Start of Records shown

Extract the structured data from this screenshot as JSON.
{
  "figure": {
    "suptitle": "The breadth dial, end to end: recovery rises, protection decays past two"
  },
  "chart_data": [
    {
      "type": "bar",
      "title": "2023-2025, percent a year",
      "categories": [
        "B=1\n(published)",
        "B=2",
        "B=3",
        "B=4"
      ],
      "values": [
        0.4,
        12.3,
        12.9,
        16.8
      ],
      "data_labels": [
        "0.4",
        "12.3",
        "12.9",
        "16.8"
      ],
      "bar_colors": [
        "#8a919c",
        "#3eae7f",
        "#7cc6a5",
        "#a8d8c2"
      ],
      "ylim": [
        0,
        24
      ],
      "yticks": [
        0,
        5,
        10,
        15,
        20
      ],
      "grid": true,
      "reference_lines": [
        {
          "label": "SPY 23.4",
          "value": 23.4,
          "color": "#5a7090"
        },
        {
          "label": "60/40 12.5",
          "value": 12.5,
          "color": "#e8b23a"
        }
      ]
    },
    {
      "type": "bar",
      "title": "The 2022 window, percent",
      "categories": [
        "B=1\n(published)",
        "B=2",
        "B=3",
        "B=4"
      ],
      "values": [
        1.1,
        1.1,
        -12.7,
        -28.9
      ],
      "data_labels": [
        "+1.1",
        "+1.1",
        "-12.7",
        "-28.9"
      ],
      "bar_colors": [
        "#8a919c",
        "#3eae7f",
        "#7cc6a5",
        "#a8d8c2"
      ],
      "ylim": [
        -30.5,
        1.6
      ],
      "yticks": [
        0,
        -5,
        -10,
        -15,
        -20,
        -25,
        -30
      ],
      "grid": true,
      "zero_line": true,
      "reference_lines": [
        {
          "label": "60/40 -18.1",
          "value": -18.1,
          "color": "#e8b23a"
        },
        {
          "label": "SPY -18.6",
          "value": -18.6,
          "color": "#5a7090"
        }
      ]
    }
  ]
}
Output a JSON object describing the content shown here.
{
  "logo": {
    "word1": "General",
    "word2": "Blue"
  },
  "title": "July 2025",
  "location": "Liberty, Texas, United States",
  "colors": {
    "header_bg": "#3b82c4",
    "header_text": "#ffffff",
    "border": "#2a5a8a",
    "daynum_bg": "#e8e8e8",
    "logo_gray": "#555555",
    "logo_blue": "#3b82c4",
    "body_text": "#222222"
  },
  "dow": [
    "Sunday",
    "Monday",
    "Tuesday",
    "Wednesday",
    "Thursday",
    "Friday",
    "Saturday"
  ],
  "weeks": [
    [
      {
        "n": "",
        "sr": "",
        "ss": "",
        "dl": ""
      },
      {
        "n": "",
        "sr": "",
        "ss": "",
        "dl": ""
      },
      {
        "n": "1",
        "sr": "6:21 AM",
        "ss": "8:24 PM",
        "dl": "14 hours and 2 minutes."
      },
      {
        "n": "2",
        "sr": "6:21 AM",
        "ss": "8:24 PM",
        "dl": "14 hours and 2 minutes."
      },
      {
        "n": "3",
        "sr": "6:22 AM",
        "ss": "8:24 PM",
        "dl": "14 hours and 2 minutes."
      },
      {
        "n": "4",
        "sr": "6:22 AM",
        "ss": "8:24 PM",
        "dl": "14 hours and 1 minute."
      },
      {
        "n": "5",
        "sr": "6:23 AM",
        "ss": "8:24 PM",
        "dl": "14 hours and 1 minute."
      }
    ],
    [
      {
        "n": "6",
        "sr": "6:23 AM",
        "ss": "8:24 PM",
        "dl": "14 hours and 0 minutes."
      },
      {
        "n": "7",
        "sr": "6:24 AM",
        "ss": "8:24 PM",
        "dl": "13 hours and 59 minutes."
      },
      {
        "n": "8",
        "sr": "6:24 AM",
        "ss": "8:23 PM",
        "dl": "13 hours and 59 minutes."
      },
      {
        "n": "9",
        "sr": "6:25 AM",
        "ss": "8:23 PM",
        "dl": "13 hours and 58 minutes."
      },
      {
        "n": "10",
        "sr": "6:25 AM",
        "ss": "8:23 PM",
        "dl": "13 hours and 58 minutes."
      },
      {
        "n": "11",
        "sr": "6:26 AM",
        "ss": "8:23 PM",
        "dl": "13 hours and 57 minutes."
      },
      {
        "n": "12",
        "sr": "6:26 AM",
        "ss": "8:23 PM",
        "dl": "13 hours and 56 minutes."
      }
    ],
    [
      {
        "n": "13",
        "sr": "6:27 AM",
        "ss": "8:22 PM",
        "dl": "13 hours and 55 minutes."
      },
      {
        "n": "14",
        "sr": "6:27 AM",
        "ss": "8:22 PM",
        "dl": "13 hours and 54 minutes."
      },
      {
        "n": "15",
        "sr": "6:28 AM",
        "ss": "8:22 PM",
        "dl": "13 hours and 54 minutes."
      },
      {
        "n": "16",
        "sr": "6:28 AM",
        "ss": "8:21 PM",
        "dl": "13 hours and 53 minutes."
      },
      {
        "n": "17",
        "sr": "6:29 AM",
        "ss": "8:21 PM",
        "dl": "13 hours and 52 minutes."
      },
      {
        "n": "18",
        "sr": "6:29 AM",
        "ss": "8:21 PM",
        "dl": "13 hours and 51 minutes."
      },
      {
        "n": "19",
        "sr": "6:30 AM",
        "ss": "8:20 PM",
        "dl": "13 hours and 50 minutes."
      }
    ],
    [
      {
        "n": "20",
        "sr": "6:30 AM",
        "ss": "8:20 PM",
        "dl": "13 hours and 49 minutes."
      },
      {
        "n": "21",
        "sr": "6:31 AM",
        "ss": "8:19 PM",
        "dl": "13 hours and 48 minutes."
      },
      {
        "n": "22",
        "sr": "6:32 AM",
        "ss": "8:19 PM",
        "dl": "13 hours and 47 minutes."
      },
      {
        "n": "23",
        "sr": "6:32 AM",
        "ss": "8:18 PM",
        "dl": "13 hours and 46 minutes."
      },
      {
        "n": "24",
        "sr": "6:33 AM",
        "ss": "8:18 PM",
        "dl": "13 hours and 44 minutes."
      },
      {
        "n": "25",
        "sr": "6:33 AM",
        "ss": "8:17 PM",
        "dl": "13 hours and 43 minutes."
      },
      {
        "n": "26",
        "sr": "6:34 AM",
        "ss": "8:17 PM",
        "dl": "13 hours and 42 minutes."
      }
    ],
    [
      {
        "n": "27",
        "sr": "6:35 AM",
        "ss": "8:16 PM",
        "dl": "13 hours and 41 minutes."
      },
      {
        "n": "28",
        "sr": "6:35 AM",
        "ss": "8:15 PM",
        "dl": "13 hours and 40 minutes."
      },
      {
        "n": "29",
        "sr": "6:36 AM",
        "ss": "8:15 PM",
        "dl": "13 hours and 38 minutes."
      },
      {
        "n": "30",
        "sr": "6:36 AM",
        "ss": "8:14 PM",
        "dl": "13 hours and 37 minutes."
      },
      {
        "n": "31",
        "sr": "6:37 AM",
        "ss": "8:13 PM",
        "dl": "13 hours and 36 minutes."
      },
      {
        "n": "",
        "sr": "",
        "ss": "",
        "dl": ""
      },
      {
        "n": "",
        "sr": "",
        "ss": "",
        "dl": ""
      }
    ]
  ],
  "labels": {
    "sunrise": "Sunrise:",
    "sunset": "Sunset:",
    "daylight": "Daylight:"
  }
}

End of Records shown

Exercise goal:
Restate every line of the data word for word.

Solution to the exercise:
Extract the structured data from this screenshot as JSON.
{
  "figure": {
    "suptitle": "The breadth dial, end to end: recovery rises, protection decays past two"
  },
  "chart_data": [
    {
      "type": "bar",
      "title": "2023-2025, percent a year",
      "categories": [
        "B=1\n(published)",
        "B=2",
        "B=3",
        "B=4"
      ],
      "values": [
        0.4,
        12.3,
        12.9,
        16.8
      ],
      "data_labels": [
        "0.4",
        "12.3",
        "12.9",
        "16.8"
      ],
      "bar_colors": [
        "#8a919c",
        "#3eae7f",
        "#7cc6a5",
        "#a8d8c2"
      ],
      "ylim": [
        0,
        24
      ],
      "yticks": [
        0,
        5,
        10,
        15,
        20
      ],
      "grid": true,
      "reference_lines": [
        {
          "label": "SPY 23.4",
          "value": 23.4,
          "color": "#5a7090"
        },
        {
          "label": "60/40 12.5",
          "value": 12.5,
          "color": "#e8b23a"
        }
      ]
    },
    {
      "type": "bar",
      "title": "The 2022 window, percent",
      "categories": [
        "B=1\n(published)",
        "B=2",
        "B=3",
        "B=4"
      ],
      "values": [
        1.1,
        1.1,
        -12.7,
        -28.9
      ],
      "data_labels": [
        "+1.1",
        "+1.1",
        "-12.7",
        "-28.9"
      ],
      "bar_colors": [
        "#8a919c",
        "#3eae7f",
        "#7cc6a5",
        "#a8d8c2"
      ],
      "ylim": [
        -30.5,
        1.6
      ],
      "yticks": [
        0,
        -5,
        -10,
        -15,
        -20,
        -25,
        -30
      ],
      "grid": true,
      "zero_line": true,
      "reference_lines": [
        {
          "label": "60/40 -18.1",
          "value": -18.1,
          "color": "#e8b23a"
        },
        {
          "label": "SPY -18.6",
          "value": -18.6,
          "color": "#5a7090"
        }
      ]
    }
  ]
}
Output a JSON object describing the content shown here.
{
  "logo": {
    "word1": "General",
    "word2": "Blue"
  },
  "title": "July 2025",
  "location": "Liberty, Texas, United States",
  "colors": {
    "header_bg": "#3b82c4",
    "header_text": "#ffffff",
    "border": "#2a5a8a",
    "daynum_bg": "#e8e8e8",
    "logo_gray": "#555555",
    "logo_blue": "#3b82c4",
    "body_text": "#222222"
  },
  "dow": [
    "Sunday",
    "Monday",
    "Tuesday",
    "Wednesday",
    "Thursday",
    "Friday",
    "Saturday"
  ],
  "weeks": [
    [
      {
        "n": "",
        "sr": "",
        "ss": "",
        "dl": ""
      },
      {
        "n": "",
        "sr": "",
        "ss": "",
        "dl": ""
      },
      {
        "n": "1",
        "sr": "6:21 AM",
        "ss": "8:24 PM",
        "dl": "14 hours and 2 minutes."
      },
      {
        "n": "2",
        "sr": "6:21 AM",
        "ss": "8:24 PM",
        "dl": "14 hours and 2 minutes."
      },
      {
        "n": "3",
        "sr": "6:22 AM",
        "ss": "8:24 PM",
        "dl": "14 hours and 2 minutes."
      },
      {
        "n": "4",
        "sr": "6:22 AM",
        "ss": "8:24 PM",
        "dl": "14 hours and 1 minute."
      },
      {
        "n": "5",
        "sr": "6:23 AM",
        "ss": "8:24 PM",
        "dl": "14 hours and 1 minute."
      }
    ],
    [
      {
        "n": "6",
        "sr": "6:23 AM",
        "ss": "8:24 PM",
        "dl": "14 hours and 0 minutes."
      },
      {
        "n": "7",
        "sr": "6:24 AM",
        "ss": "8:24 PM",
        "dl": "13 hours and 59 minutes."
      },
      {
        "n": "8",
        "sr": "6:24 AM",
        "ss": "8:23 PM",
        "dl": "13 hours and 59 minutes."
      },
      {
        "n": "9",
        "sr": "6:25 AM",
        "ss": "8:23 PM",
        "dl": "13 hours and 58 minutes."
      },
      {
        "n": "10",
        "sr": "6:25 AM",
        "ss": "8:23 PM",
        "dl": "13 hours and 58 minutes."
      },
      {
        "n": "11",
        "sr": "6:26 AM",
        "ss": "8:23 PM",
        "dl": "13 hours and 57 minutes."
      },
      {
        "n": "12",
        "sr": "6:26 AM",
        "ss": "8:23 PM",
        "dl": "13 hours and 56 minutes."
      }
    ],
    [
      {
        "n": "13",
        "sr": "6:27 AM",
        "ss": "8:22 PM",
        "dl": "13 hours and 55 minutes."
      },
      {
        "n": "14",
        "sr": "6:27 AM",
        "ss": "8:22 PM",
        "dl": "13 hours and 54 minutes."
      },
      {
        "n": "15",
        "sr": "6:28 AM",
        "ss": "8:22 PM",
        "dl": "13 hours and 54 minutes."
      },
      {
        "n": "16",
        "sr": "6:28 AM",
        "ss": "8:21 PM",
        "dl": "13 hours and 53 minutes."
      },
      {
        "n": "17",
        "sr": "6:29 AM",
        "ss": "8:21 PM",
        "dl": "13 hours and 52 minutes."
      },
      {
        "n": "18",
        "sr": "6:29 AM",
        "ss": "8:21 PM",
        "dl": "13 hours and 51 minutes."
      },
      {
        "n": "19",
        "sr": "6:30 AM",
        "ss": "8:20 PM",
        "dl": "13 hours and 50 minutes."
      }
    ],
    [
      {
        "n": "20",
        "sr": "6:30 AM",
        "ss": "8:20 PM",
        "dl": "13 hours and 49 minutes."
      },
      {
        "n": "21",
        "sr": "6:31 AM",
        "ss": "8:19 PM",
        "dl": "13 hours and 48 minutes."
      },
      {
        "n": "22",
        "sr": "6:32 AM",
        "ss": "8:19 PM",
        "dl": "13 hours and 47 minutes."
      },
      {
        "n": "23",
        "sr": "6:32 AM",
        "ss": "8:18 PM",
        "dl": "13 hours and 46 minutes."
      },
      {
        "n": "24",
        "sr": "6:33 AM",
        "ss": "8:18 PM",
        "dl": "13 hours and 44 minutes."
      },
      {
        "n": "25",
        "sr": "6:33 AM",
        "ss": "8:17 PM",
        "dl": "13 hours and 43 minutes."
      },
      {
        "n": "26",
        "sr": "6:34 AM",
        "ss": "8:17 PM",
        "dl": "13 hours and 42 minutes."
      }
    ],
    [
      {
        "n": "27",
        "sr": "6:35 AM",
        "ss": "8:16 PM",
        "dl": "13 hours and 41 minutes."
      },
      {
        "n": "28",
        "sr": "6:35 AM",
        "ss": "8:15 PM",
        "dl": "13 hours and 40 minutes."
      },
      {
        "n": "29",
        "sr": "6:36 AM",
        "ss": "8:15 PM",
        "dl": "13 hours and 38 minutes."
      },
      {
        "n": "30",
        "sr": "6:36 AM",
        "ss": "8:14 PM",
        "dl": "13 hours and 37 minutes."
      },
      {
        "n": "31",
        "sr": "6:37 AM",
        "ss": "8:13 PM",
        "dl": "13 hours and 36 minutes."
      },
      {
        "n": "",
        "sr": "",
        "ss": "",
        "dl": ""
      },
      {
        "n": "",
        "sr": "",
        "ss": "",
        "dl": ""
      }
    ]
  ],
  "labels": {
    "sunrise": "Sunrise:",
    "sunset": "Sunset:",
    "daylight": "Daylight:"
  }
}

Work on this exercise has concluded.